* What to do:
Take each line that has the word "ffffff" and return it.

* Provided information:

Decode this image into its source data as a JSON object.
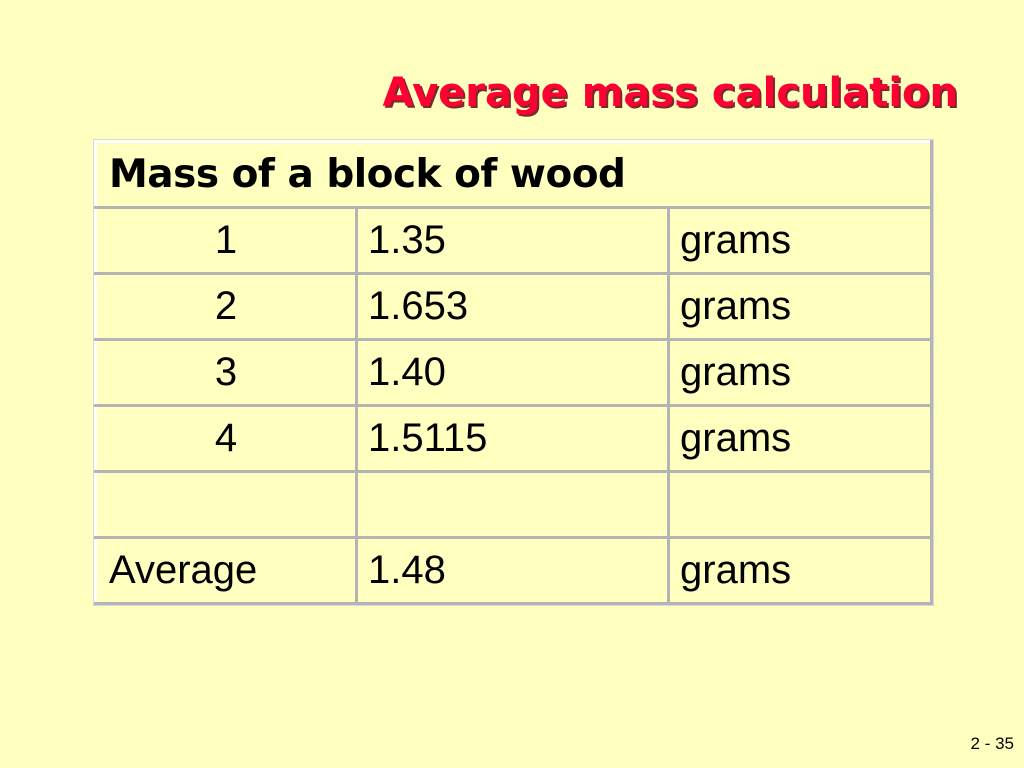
{
  "slide": {
    "title": "Average mass calculation",
    "page_number": "2 - 35"
  },
  "table": {
    "header": "Mass of a block of wood",
    "rows": [
      {
        "trial": "1",
        "mass": "1.35",
        "unit": "grams"
      },
      {
        "trial": "2",
        "mass": "1.653",
        "unit": "grams"
      },
      {
        "trial": "3",
        "mass": "1.40",
        "unit": "grams"
      },
      {
        "trial": "4",
        "mass": "1.5115",
        "unit": "grams"
      },
      {
        "trial": "",
        "mass": "",
        "unit": ""
      }
    ],
    "average": {
      "label": "Average",
      "mass": "1.48",
      "unit": "grams"
    }
  },
  "colors": {
    "background": "#ffffc0",
    "title": "#ff0033",
    "title_shadow": "#7a2a2a",
    "cell_border_light": "#ffffff",
    "cell_border_dark": "#b4b4b4"
  }
}
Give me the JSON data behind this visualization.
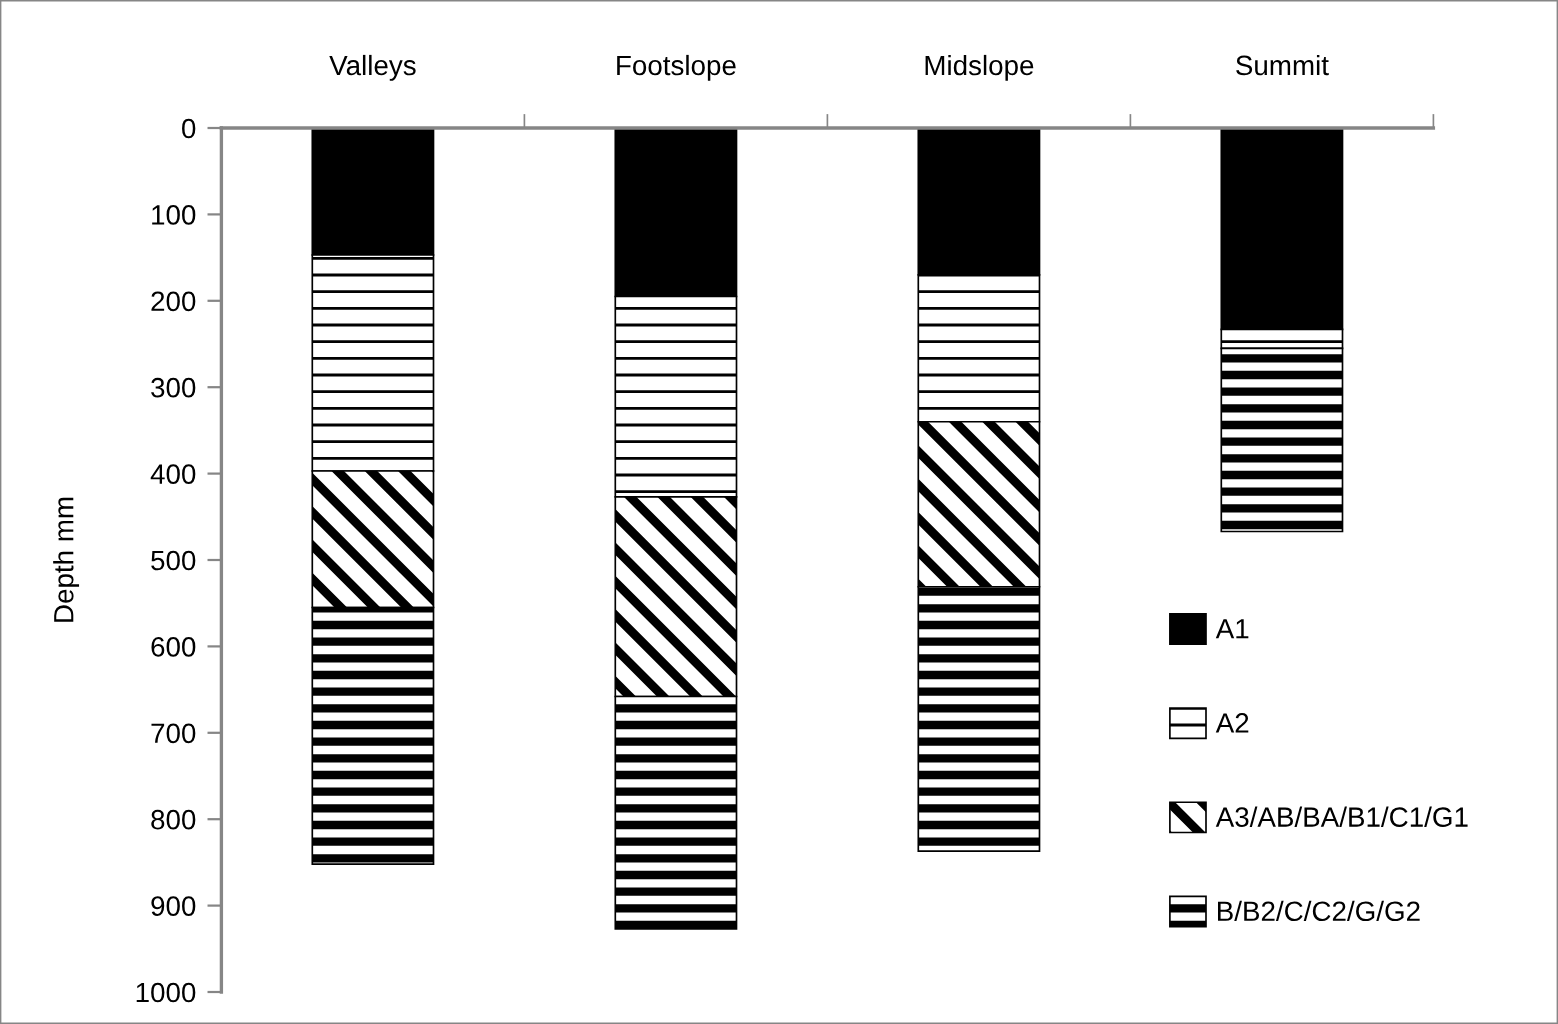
{
  "chart_data": {
    "type": "bar",
    "stacked": true,
    "ylabel": "Depth mm",
    "categories": [
      "Valleys",
      "Footslope",
      "Midslope",
      "Summit"
    ],
    "series": [
      {
        "name": "A1",
        "color": "#000000",
        "values": [
          147,
          195,
          170,
          233
        ]
      },
      {
        "name": "A2",
        "color": "#000000",
        "values": [
          250,
          232,
          170,
          22
        ]
      },
      {
        "name": "A3/AB/BA/B1/C1/G1",
        "color": "#000000",
        "values": [
          158,
          231,
          191,
          null
        ]
      },
      {
        "name": "B/B2/C/C2/G/G2",
        "color": "#000000",
        "values": [
          297,
          269,
          306,
          212
        ]
      }
    ],
    "ylim": [
      1000,
      0
    ],
    "yticks": [
      0,
      100,
      200,
      300,
      400,
      500,
      600,
      700,
      800,
      900,
      1000
    ],
    "legend": "bottom right"
  }
}
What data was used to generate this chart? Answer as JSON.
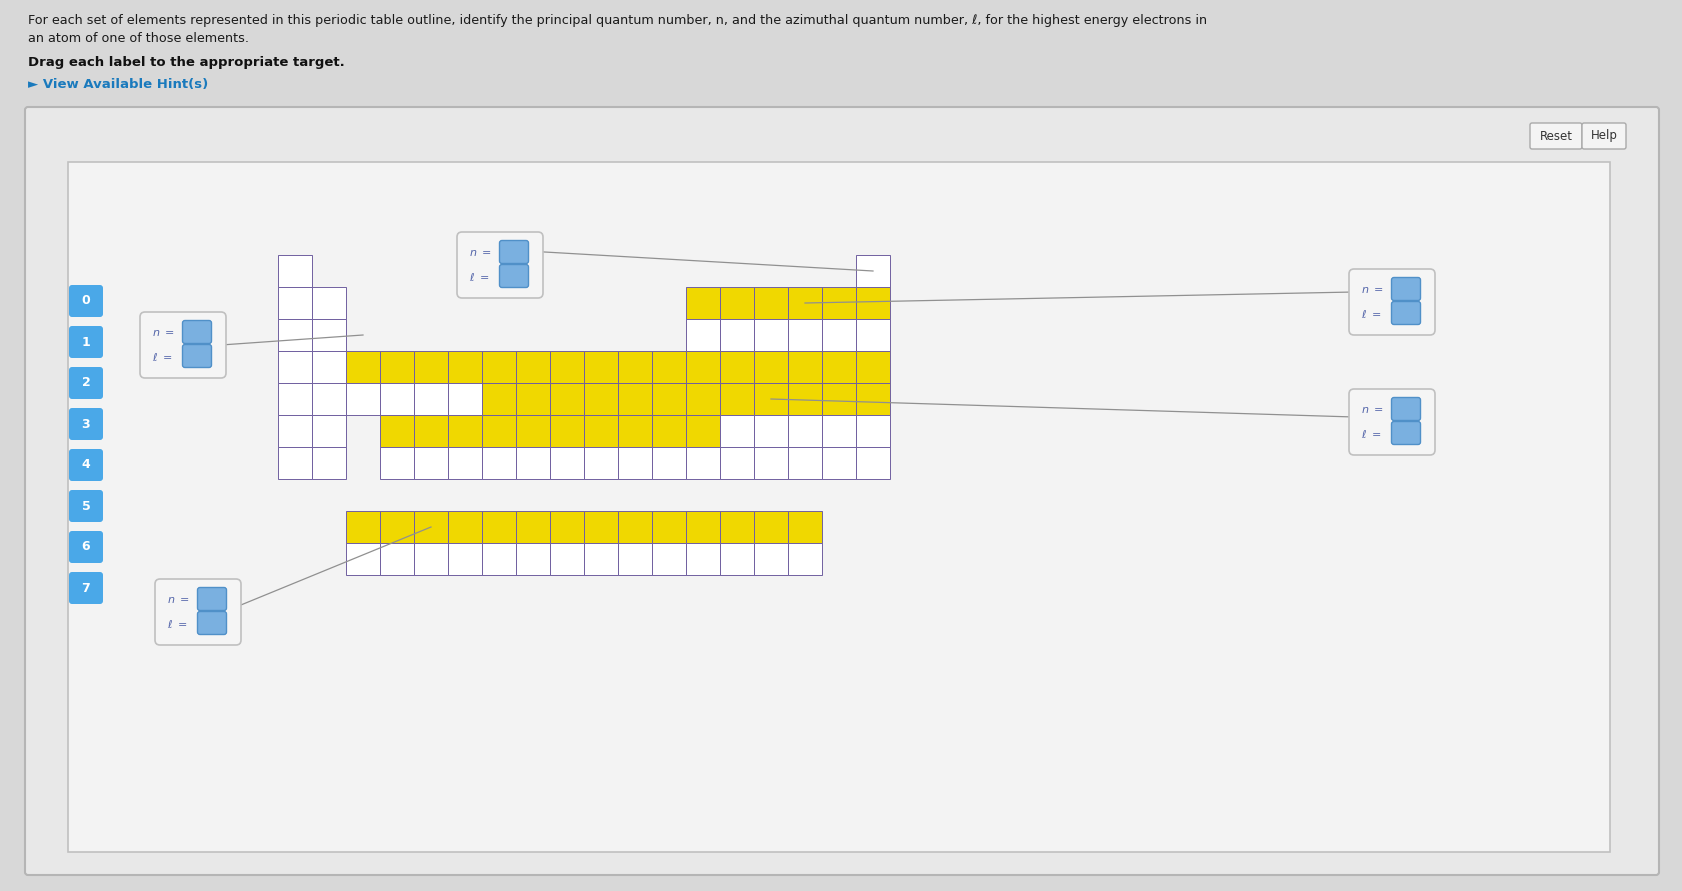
{
  "bg_outer": "#d8d8d8",
  "bg_panel": "#e5e5e5",
  "bg_inner": "#f2f2f2",
  "cell_white": "#ffffff",
  "cell_yellow": "#f0d800",
  "cell_border_main": "#7060a0",
  "cell_border_dark": "#404050",
  "blue_fill": "#7ab0e0",
  "blue_border": "#5090c8",
  "label_fill": "#f5f5f5",
  "label_border": "#c0c0c0",
  "sidebar_fill": "#4aa8e8",
  "line_color": "#909090",
  "header1": "For each set of elements represented in this periodic table outline, identify the principal quantum number, n, and the azimuthal quantum number, ℓ, for the highest energy electrons in",
  "header2": "an atom of one of those elements.",
  "drag_text": "Drag each label to the appropriate target.",
  "hint_text": "► View Available Hint(s)",
  "hint_color": "#1a7abd",
  "sidebar_nums": [
    "0",
    "1",
    "2",
    "3",
    "4",
    "5",
    "6",
    "7"
  ],
  "reset_btn": "Reset",
  "help_btn": "Help"
}
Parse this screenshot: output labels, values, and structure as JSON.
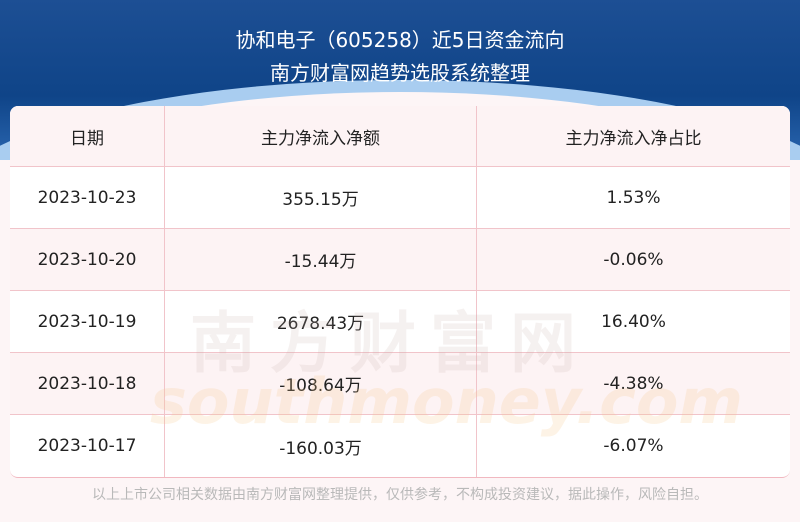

* Result of this task:
    "cell_border_light": "#ffffff",
  "cell_white": "#ffffff",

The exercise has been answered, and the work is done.